### Records
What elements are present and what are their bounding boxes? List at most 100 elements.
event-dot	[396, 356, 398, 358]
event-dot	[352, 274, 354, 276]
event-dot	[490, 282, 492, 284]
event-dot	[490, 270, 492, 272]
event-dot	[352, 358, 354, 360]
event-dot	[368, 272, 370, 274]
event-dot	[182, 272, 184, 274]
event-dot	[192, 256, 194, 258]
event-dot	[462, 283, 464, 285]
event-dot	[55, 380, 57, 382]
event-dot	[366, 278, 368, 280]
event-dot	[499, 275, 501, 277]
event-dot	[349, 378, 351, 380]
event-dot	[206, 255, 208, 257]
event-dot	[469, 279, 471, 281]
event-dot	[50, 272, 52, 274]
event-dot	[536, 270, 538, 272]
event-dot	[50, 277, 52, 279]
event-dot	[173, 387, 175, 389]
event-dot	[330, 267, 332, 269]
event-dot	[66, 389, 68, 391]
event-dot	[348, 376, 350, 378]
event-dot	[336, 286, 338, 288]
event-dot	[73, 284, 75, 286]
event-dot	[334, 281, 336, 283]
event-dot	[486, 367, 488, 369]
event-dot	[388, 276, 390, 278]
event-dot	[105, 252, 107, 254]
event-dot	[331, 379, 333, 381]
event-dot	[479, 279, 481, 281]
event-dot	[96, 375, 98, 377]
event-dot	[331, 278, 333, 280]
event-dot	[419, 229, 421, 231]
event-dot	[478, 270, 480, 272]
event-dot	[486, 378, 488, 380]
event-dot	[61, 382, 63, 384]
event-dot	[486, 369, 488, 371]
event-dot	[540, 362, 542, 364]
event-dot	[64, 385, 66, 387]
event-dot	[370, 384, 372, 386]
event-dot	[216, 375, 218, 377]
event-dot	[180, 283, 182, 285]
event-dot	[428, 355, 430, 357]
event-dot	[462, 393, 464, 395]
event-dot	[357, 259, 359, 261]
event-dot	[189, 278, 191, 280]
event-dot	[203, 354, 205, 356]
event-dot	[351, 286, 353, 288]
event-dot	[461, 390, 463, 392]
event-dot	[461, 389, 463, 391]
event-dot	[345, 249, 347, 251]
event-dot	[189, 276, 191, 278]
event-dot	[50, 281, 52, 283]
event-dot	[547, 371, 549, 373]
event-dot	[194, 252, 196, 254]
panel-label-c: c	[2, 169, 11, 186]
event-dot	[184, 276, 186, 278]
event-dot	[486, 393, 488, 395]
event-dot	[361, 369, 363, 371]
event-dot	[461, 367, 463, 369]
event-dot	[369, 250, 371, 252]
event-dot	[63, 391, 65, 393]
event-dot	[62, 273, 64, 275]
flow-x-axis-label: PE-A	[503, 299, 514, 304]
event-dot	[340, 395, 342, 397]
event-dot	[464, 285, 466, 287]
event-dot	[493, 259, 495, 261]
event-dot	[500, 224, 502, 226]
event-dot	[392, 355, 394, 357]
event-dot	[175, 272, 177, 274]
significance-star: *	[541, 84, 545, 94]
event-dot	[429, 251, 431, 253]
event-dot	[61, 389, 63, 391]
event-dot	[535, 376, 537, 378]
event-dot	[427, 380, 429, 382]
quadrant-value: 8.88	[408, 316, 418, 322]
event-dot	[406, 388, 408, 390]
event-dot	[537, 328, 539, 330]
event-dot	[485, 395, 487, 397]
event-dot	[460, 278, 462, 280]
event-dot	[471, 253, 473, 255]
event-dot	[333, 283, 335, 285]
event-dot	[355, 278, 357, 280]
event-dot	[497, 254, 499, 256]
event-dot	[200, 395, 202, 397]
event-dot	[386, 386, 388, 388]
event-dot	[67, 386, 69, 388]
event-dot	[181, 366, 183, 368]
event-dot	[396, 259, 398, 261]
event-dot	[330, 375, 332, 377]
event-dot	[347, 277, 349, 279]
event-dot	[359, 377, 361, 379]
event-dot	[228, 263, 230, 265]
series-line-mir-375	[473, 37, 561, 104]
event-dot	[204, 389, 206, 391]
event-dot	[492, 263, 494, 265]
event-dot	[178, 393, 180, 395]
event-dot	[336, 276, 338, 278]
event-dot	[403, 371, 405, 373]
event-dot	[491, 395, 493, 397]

### Task requirements
Rewrite every line of the entries above as a numbered list, omitting any blank lines.

### Result
1. What elements are present and what are their bounding boxes? List at most 100 elements.
2. event-dot	[396, 356, 398, 358]
3. event-dot	[352, 274, 354, 276]
4. event-dot	[490, 282, 492, 284]
5. event-dot	[490, 270, 492, 272]
6. event-dot	[352, 358, 354, 360]
7. event-dot	[368, 272, 370, 274]
8. event-dot	[182, 272, 184, 274]
9. event-dot	[192, 256, 194, 258]
10. event-dot	[462, 283, 464, 285]
11. event-dot	[55, 380, 57, 382]
12. event-dot	[366, 278, 368, 280]
13. event-dot	[499, 275, 501, 277]
14. event-dot	[349, 378, 351, 380]
15. event-dot	[206, 255, 208, 257]
16. event-dot	[469, 279, 471, 281]
17. event-dot	[50, 272, 52, 274]
18. event-dot	[536, 270, 538, 272]
19. event-dot	[50, 277, 52, 279]
20. event-dot	[173, 387, 175, 389]
21. event-dot	[330, 267, 332, 269]
22. event-dot	[66, 389, 68, 391]
23. event-dot	[348, 376, 350, 378]
24. event-dot	[336, 286, 338, 288]
25. event-dot	[73, 284, 75, 286]
26. event-dot	[334, 281, 336, 283]
27. event-dot	[486, 367, 488, 369]
28. event-dot	[388, 276, 390, 278]
29. event-dot	[105, 252, 107, 254]
30. event-dot	[331, 379, 333, 381]
31. event-dot	[479, 279, 481, 281]
32. event-dot	[96, 375, 98, 377]
33. event-dot	[331, 278, 333, 280]
34. event-dot	[419, 229, 421, 231]
35. event-dot	[478, 270, 480, 272]
36. event-dot	[486, 378, 488, 380]
37. event-dot	[61, 382, 63, 384]
38. event-dot	[486, 369, 488, 371]
39. event-dot	[540, 362, 542, 364]
40. event-dot	[64, 385, 66, 387]
41. event-dot	[370, 384, 372, 386]
42. event-dot	[216, 375, 218, 377]
43. event-dot	[180, 283, 182, 285]
44. event-dot	[428, 355, 430, 357]
45. event-dot	[462, 393, 464, 395]
46. event-dot	[357, 259, 359, 261]
47. event-dot	[189, 278, 191, 280]
48. event-dot	[203, 354, 205, 356]
49. event-dot	[351, 286, 353, 288]
50. event-dot	[461, 390, 463, 392]
51. event-dot	[461, 389, 463, 391]
52. event-dot	[345, 249, 347, 251]
53. event-dot	[189, 276, 191, 278]
54. event-dot	[50, 281, 52, 283]
55. event-dot	[547, 371, 549, 373]
56. event-dot	[194, 252, 196, 254]
57. panel-label-c: c	[2, 169, 11, 186]
58. event-dot	[184, 276, 186, 278]
59. event-dot	[486, 393, 488, 395]
60. event-dot	[361, 369, 363, 371]
61. event-dot	[461, 367, 463, 369]
62. event-dot	[369, 250, 371, 252]
63. event-dot	[63, 391, 65, 393]
64. event-dot	[62, 273, 64, 275]
65. flow-x-axis-label: PE-A	[503, 299, 514, 304]
66. event-dot	[340, 395, 342, 397]
67. event-dot	[464, 285, 466, 287]
68. event-dot	[493, 259, 495, 261]
69. event-dot	[500, 224, 502, 226]
70. event-dot	[392, 355, 394, 357]
71. event-dot	[175, 272, 177, 274]
72. significance-star: *	[541, 84, 545, 94]
73. event-dot	[429, 251, 431, 253]
74. event-dot	[61, 389, 63, 391]
75. event-dot	[535, 376, 537, 378]
76. event-dot	[427, 380, 429, 382]
77. quadrant-value: 8.88	[408, 316, 418, 322]
78. event-dot	[406, 388, 408, 390]
79. event-dot	[537, 328, 539, 330]
80. event-dot	[485, 395, 487, 397]
81. event-dot	[460, 278, 462, 280]
82. event-dot	[471, 253, 473, 255]
83. event-dot	[333, 283, 335, 285]
84. event-dot	[355, 278, 357, 280]
85. event-dot	[497, 254, 499, 256]
86. event-dot	[200, 395, 202, 397]
87. event-dot	[386, 386, 388, 388]
88. event-dot	[67, 386, 69, 388]
89. event-dot	[181, 366, 183, 368]
90. event-dot	[396, 259, 398, 261]
91. event-dot	[330, 375, 332, 377]
92. event-dot	[347, 277, 349, 279]
93. event-dot	[359, 377, 361, 379]
94. event-dot	[228, 263, 230, 265]
95. series-line-mir-375	[473, 37, 561, 104]
96. event-dot	[204, 389, 206, 391]
97. event-dot	[492, 263, 494, 265]
98. event-dot	[178, 393, 180, 395]
99. event-dot	[336, 276, 338, 278]
100. event-dot	[403, 371, 405, 373]
101. event-dot	[491, 395, 493, 397]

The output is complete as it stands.